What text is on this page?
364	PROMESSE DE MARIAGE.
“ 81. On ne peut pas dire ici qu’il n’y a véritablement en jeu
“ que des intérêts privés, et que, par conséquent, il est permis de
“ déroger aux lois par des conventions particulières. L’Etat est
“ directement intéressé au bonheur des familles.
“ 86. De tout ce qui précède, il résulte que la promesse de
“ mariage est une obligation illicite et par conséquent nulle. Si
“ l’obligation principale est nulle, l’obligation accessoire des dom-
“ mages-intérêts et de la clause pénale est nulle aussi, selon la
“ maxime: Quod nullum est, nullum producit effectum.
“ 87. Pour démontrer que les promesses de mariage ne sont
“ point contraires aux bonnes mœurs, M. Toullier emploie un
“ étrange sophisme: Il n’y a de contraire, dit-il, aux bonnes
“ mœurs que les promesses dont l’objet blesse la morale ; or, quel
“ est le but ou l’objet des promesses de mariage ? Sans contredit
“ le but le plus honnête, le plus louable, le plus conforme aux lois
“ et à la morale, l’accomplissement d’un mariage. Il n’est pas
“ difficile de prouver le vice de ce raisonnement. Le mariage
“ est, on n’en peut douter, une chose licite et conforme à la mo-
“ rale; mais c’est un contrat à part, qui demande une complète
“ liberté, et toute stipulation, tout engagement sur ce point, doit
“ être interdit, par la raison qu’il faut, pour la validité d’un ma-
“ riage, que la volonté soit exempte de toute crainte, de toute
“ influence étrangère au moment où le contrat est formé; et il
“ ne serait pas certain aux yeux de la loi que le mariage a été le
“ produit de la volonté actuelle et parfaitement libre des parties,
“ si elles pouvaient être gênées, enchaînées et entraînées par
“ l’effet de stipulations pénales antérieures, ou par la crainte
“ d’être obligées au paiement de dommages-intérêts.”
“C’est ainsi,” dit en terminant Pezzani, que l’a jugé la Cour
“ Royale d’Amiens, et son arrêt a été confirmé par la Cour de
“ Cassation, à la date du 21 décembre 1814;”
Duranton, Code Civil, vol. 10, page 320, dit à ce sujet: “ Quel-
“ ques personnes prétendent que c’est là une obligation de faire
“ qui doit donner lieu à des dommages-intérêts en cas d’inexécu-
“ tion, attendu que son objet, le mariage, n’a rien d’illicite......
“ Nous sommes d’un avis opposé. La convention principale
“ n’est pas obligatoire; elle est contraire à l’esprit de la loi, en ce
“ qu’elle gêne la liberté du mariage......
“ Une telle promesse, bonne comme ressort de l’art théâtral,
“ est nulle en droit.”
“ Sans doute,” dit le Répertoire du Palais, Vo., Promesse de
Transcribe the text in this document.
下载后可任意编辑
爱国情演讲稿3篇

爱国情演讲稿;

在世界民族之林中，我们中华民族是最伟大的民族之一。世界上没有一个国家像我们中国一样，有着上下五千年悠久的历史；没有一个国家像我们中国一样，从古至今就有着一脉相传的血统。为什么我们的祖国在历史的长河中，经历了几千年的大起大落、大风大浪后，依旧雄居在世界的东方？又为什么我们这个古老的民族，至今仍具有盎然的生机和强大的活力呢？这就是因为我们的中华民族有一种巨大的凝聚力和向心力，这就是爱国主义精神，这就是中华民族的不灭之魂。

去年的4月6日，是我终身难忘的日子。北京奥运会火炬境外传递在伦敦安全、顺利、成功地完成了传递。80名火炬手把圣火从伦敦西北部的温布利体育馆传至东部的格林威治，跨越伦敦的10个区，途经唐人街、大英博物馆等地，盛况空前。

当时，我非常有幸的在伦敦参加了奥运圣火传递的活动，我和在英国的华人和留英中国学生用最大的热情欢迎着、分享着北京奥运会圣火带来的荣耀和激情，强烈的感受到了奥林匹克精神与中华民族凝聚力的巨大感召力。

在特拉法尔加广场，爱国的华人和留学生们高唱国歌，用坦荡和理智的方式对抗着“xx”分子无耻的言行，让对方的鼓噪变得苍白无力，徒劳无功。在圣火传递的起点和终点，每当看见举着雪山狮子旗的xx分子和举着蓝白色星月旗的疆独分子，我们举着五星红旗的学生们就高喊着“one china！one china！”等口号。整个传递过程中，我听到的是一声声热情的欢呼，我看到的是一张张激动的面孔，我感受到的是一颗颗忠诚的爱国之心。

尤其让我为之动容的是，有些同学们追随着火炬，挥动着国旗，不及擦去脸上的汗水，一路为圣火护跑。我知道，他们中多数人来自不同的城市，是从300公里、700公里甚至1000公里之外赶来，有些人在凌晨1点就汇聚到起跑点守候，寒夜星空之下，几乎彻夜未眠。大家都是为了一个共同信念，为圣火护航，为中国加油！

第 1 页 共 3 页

⁂

**Exercise aim:** Reproduce the listing above verbatim, from first line to last.

**Task response:**
What text is on this page?
364	PROMESSE DE MARIAGE.
“ 81. On ne peut pas dire ici qu’il n’y a véritablement en jeu
“ que des intérêts privés, et que, par conséquent, il est permis de
“ déroger aux lois par des conventions particulières. L’Etat est
“ directement intéressé au bonheur des familles.
“ 86. De tout ce qui précède, il résulte que la promesse de
“ mariage est une obligation illicite et par conséquent nulle. Si
“ l’obligation principale est nulle, l’obligation accessoire des dom-
“ mages-intérêts et de la clause pénale est nulle aussi, selon la
“ maxime: Quod nullum est, nullum producit effectum.
“ 87. Pour démontrer que les promesses de mariage ne sont
“ point contraires aux bonnes mœurs, M. Toullier emploie un
“ étrange sophisme: Il n’y a de contraire, dit-il, aux bonnes
“ mœurs que les promesses dont l’objet blesse la morale ; or, quel
“ est le but ou l’objet des promesses de mariage ? Sans contredit
“ le but le plus honnête, le plus louable, le plus conforme aux lois
“ et à la morale, l’accomplissement d’un mariage. Il n’est pas
“ difficile de prouver le vice de ce raisonnement. Le mariage
“ est, on n’en peut douter, une chose licite et conforme à la mo-
“ rale; mais c’est un contrat à part, qui demande une complète
“ liberté, et toute stipulation, tout engagement sur ce point, doit
“ être interdit, par la raison qu’il faut, pour la validité d’un ma-
“ riage, que la volonté soit exempte de toute crainte, de toute
“ influence étrangère au moment où le contrat est formé; et il
“ ne serait pas certain aux yeux de la loi que le mariage a été le
“ produit de la volonté actuelle et parfaitement libre des parties,
“ si elles pouvaient être gênées, enchaînées et entraînées par
“ l’effet de stipulations pénales antérieures, ou par la crainte
“ d’être obligées au paiement de dommages-intérêts.”
“C’est ainsi,” dit en terminant Pezzani, que l’a jugé la Cour
“ Royale d’Amiens, et son arrêt a été confirmé par la Cour de
“ Cassation, à la date du 21 décembre 1814;”
Duranton, Code Civil, vol. 10, page 320, dit à ce sujet: “ Quel-
“ ques personnes prétendent que c’est là une obligation de faire
“ qui doit donner lieu à des dommages-intérêts en cas d’inexécu-
“ tion, attendu que son objet, le mariage, n’a rien d’illicite......
“ Nous sommes d’un avis opposé. La convention principale
“ n’est pas obligatoire; elle est contraire à l’esprit de la loi, en ce
“ qu’elle gêne la liberté du mariage......
“ Une telle promesse, bonne comme ressort de l’art théâtral,
“ est nulle en droit.”
“ Sans doute,” dit le Répertoire du Palais, Vo., Promesse de
Transcribe the text in this document.
下载后可任意编辑
爱国情演讲稿3篇

爱国情演讲稿;

在世界民族之林中，我们中华民族是最伟大的民族之一。世界上没有一个国家像我们中国一样，有着上下五千年悠久的历史；没有一个国家像我们中国一样，从古至今就有着一脉相传的血统。为什么我们的祖国在历史的长河中，经历了几千年的大起大落、大风大浪后，依旧雄居在世界的东方？又为什么我们这个古老的民族，至今仍具有盎然的生机和强大的活力呢？这就是因为我们的中华民族有一种巨大的凝聚力和向心力，这就是爱国主义精神，这就是中华民族的不灭之魂。

去年的4月6日，是我终身难忘的日子。北京奥运会火炬境外传递在伦敦安全、顺利、成功地完成了传递。80名火炬手把圣火从伦敦西北部的温布利体育馆传至东部的格林威治，跨越伦敦的10个区，途经唐人街、大英博物馆等地，盛况空前。

当时，我非常有幸的在伦敦参加了奥运圣火传递的活动，我和在英国的华人和留英中国学生用最大的热情欢迎着、分享着北京奥运会圣火带来的荣耀和激情，强烈的感受到了奥林匹克精神与中华民族凝聚力的巨大感召力。

在特拉法尔加广场，爱国的华人和留学生们高唱国歌，用坦荡和理智的方式对抗着“xx”分子无耻的言行，让对方的鼓噪变得苍白无力，徒劳无功。在圣火传递的起点和终点，每当看见举着雪山狮子旗的xx分子和举着蓝白色星月旗的疆独分子，我们举着五星红旗的学生们就高喊着“one china！one china！”等口号。整个传递过程中，我听到的是一声声热情的欢呼，我看到的是一张张激动的面孔，我感受到的是一颗颗忠诚的爱国之心。

尤其让我为之动容的是，有些同学们追随着火炬，挥动着国旗，不及擦去脸上的汗水，一路为圣火护跑。我知道，他们中多数人来自不同的城市，是从300公里、700公里甚至1000公里之外赶来，有些人在凌晨1点就汇聚到起跑点守候，寒夜星空之下，几乎彻夜未眠。大家都是为了一个共同信念，为圣火护航，为中国加油！

第 1 页 共 3 页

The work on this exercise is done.